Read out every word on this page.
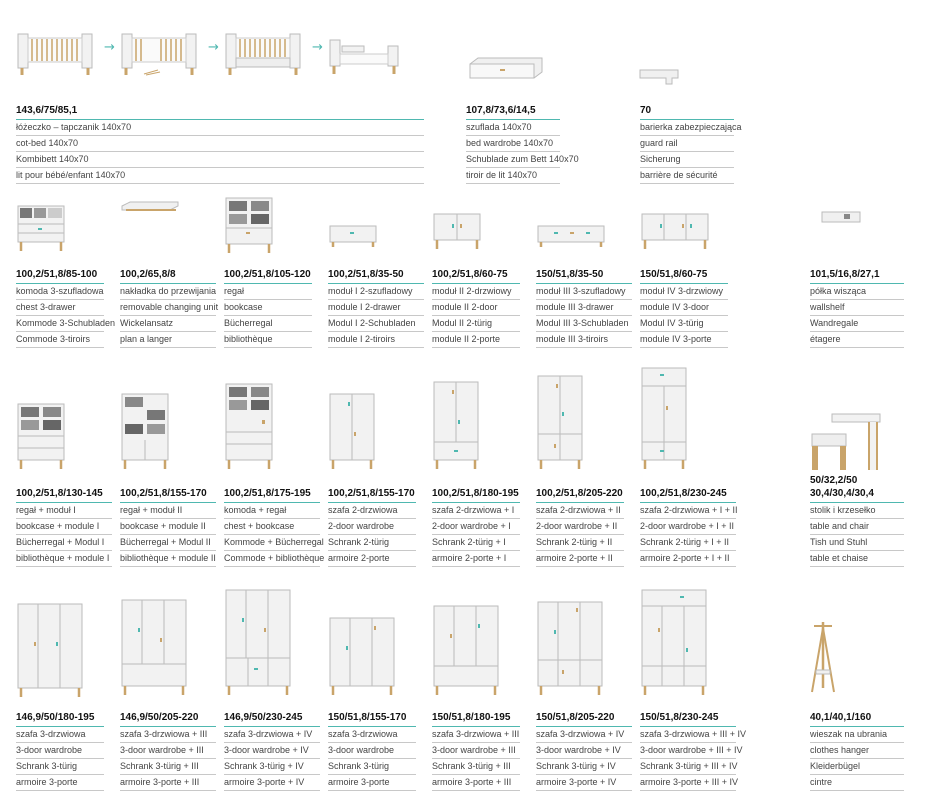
→	→	→
143,6/75/85,1
łóżeczko – tapczanik 140x70
cot-bed 140x70
Kombibett 140x70
lit pour bébé/enfant 140x70
107,8/73,6/14,5
szuflada 140x70
bed wardrobe 140x70
Schublade zum Bett 140x70
tiroir de lit 140x70
70
barierka zabezpieczająca
guard rail
Sicherung
barrière de sécurité
100,2/51,8/85-100
komoda 3-szufladowa
chest 3-drawer
Kommode 3-Schubladen
Commode 3-tiroirs
100,2/65,8/8
nakładka do przewijania
removable changing unit
Wickelansatz
plan a langer
100,2/51,8/105-120
regał
bookcase
Bücherregal
bibliothèque
100,2/51,8/35-50
moduł I 2-szufladowy
module I 2-drawer
Modul I 2-Schubladen
module I 2-tiroirs
100,2/51,8/60-75
moduł II 2-drzwiowy
module II 2-door
Modul II 2-türig
module II 2-porte
150/51,8/35-50
moduł III 3-szufladowy
module III 3-drawer
Modul III 3-Schubladen
module III 3-tiroirs
150/51,8/60-75
moduł IV 3-drzwiowy
module IV 3-door
Modul IV 3-türig
module IV 3-porte
101,5/16,8/27,1
półka wisząca
wallshelf
Wandregale
étagere
100,2/51,8/130-145
regał + moduł I
bookcase + module I
Bücherregal + Modul I
bibliothèque + module I
100,2/51,8/155-170
regał + moduł II
bookcase + module II
Bücherregal + Modul II
bibliothèque + module II
100,2/51,8/175-195
komoda + regał
chest + bookcase
Kommode + Bücherregal
Commode + bibliothèque
100,2/51,8/155-170
szafa 2-drzwiowa
2-door wardrobe
Schrank 2-türig
armoire 2-porte
100,2/51,8/180-195
szafa 2-drzwiowa + I
2-door wardrobe + I
Schrank 2-türig + I
armoire 2-porte + I
100,2/51,8/205-220
szafa 2-drzwiowa + II
2-door wardrobe + II
Schrank 2-türig + II
armoire 2-porte + II
100,2/51,8/230-245
szafa 2-drzwiowa + I + II
2-door wardrobe + I + II
Schrank 2-türig + I + II
armoire 2-porte + I + II
50/32,2/50
30,4/30,4/30,4
stolik i krzesełko
table and chair
Tish und Stuhl
table et chaise
146,9/50/180-195
szafa 3-drzwiowa
3-door wardrobe
Schrank 3-türig
armoire 3-porte
146,9/50/205-220
szafa 3-drzwiowa + III
3-door wardrobe + III
Schrank 3-türig + III
armoire 3-porte + III
146,9/50/230-245
szafa 3-drzwiowa + IV
3-door wardrobe + IV
Schrank 3-türig + IV
armoire 3-porte + IV
150/51,8/155-170
szafa 3-drzwiowa
3-door wardrobe
Schrank 3-türig
armoire 3-porte
150/51,8/180-195
szafa 3-drzwiowa + III
3-door wardrobe + III
Schrank 3-türig + III
armoire 3-porte + III
150/51,8/205-220
szafa 3-drzwiowa + IV
3-door wardrobe + IV
Schrank 3-türig + IV
armoire 3-porte + IV
150/51,8/230-245
szafa 3-drzwiowa + III + IV
3-door wardrobe + III + IV
Schrank 3-türig + III + IV
armoire 3-porte + III + IV
40,1/40,1/160
wieszak na ubrania
clothes hanger
Kleiderbügel
cintre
-------------------------
## REQUIRED WORK
Write down every line of the data above that includes the string "tiroirs".

## RESULT
Commode 3-tiroirs
module I 2-tiroirs
module III 3-tiroirs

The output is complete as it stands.